# DIRECTIVE:
Word for word, set down the records and skip each picture.

##### MATERIAL SUPPLIED

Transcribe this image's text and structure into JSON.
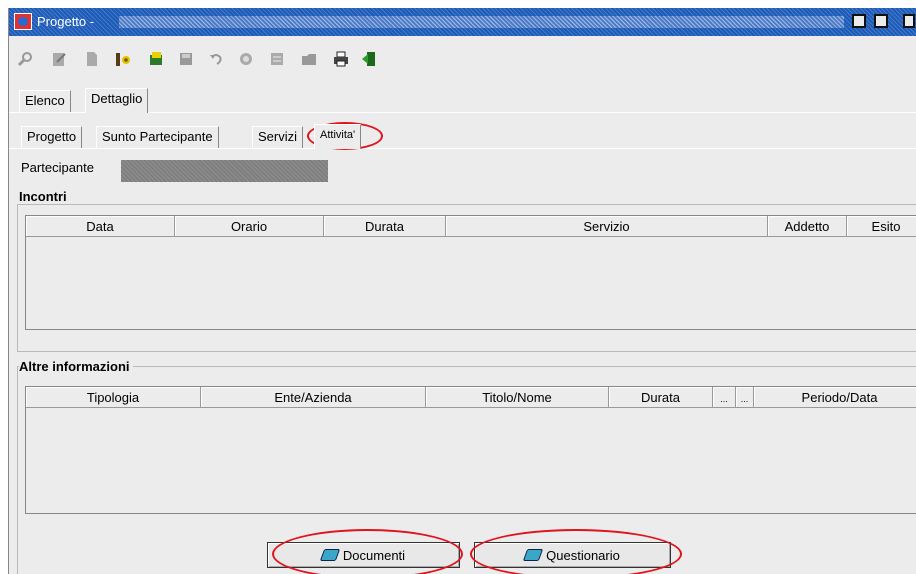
{
  "window": {
    "title": "Progetto -",
    "title_controls": [
      "minimize-icon",
      "maximize-icon",
      "close-icon"
    ]
  },
  "toolbar": {
    "tools": [
      "search-icon",
      "edit-icon",
      "new-document-icon",
      "info-icon",
      "notes-icon",
      "save-icon",
      "undo-icon",
      "help-icon",
      "checklist-icon",
      "folder-icon",
      "print-icon",
      "exit-icon"
    ]
  },
  "main_tabs": [
    "Elenco",
    "Dettaglio"
  ],
  "detail_tabs": [
    "Progetto",
    "Sunto Partecipante",
    "Servizi",
    "Attivita'"
  ],
  "partecipante": {
    "label": "Partecipante",
    "value": ""
  },
  "incontri": {
    "title": "Incontri",
    "columns": [
      "Data",
      "Orario",
      "Durata",
      "Servizio",
      "Addetto",
      "Esito"
    ]
  },
  "altre_informazioni": {
    "title": "Altre informazioni",
    "columns": [
      "Tipologia",
      "Ente/Azienda",
      "Titolo/Nome",
      "Durata",
      "...",
      "...",
      "Periodo/Data"
    ]
  },
  "buttons": {
    "documenti": "Documenti",
    "questionario": "Questionario"
  },
  "colors": {
    "titlebar": "#1c5bb8",
    "highlight": "#e0121c",
    "background": "#ececec"
  }
}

##########

# EXPECTED OUTPUT:
Transcribe this image's text and structure into JSON.
{
  "window": {
    "title": "Progetto -",
    "title_controls": [
      "minimize-icon",
      "maximize-icon",
      "close-icon"
    ]
  },
  "toolbar": {
    "tools": [
      "search-icon",
      "edit-icon",
      "new-document-icon",
      "info-icon",
      "notes-icon",
      "save-icon",
      "undo-icon",
      "help-icon",
      "checklist-icon",
      "folder-icon",
      "print-icon",
      "exit-icon"
    ]
  },
  "main_tabs": [
    "Elenco",
    "Dettaglio"
  ],
  "detail_tabs": [
    "Progetto",
    "Sunto Partecipante",
    "Servizi",
    "Attivita'"
  ],
  "partecipante": {
    "label": "Partecipante",
    "value": ""
  },
  "incontri": {
    "title": "Incontri",
    "columns": [
      "Data",
      "Orario",
      "Durata",
      "Servizio",
      "Addetto",
      "Esito"
    ]
  },
  "altre_informazioni": {
    "title": "Altre informazioni",
    "columns": [
      "Tipologia",
      "Ente/Azienda",
      "Titolo/Nome",
      "Durata",
      "...",
      "...",
      "Periodo/Data"
    ]
  },
  "buttons": {
    "documenti": "Documenti",
    "questionario": "Questionario"
  },
  "colors": {
    "titlebar": "#1c5bb8",
    "highlight": "#e0121c",
    "background": "#ececec"
  }
}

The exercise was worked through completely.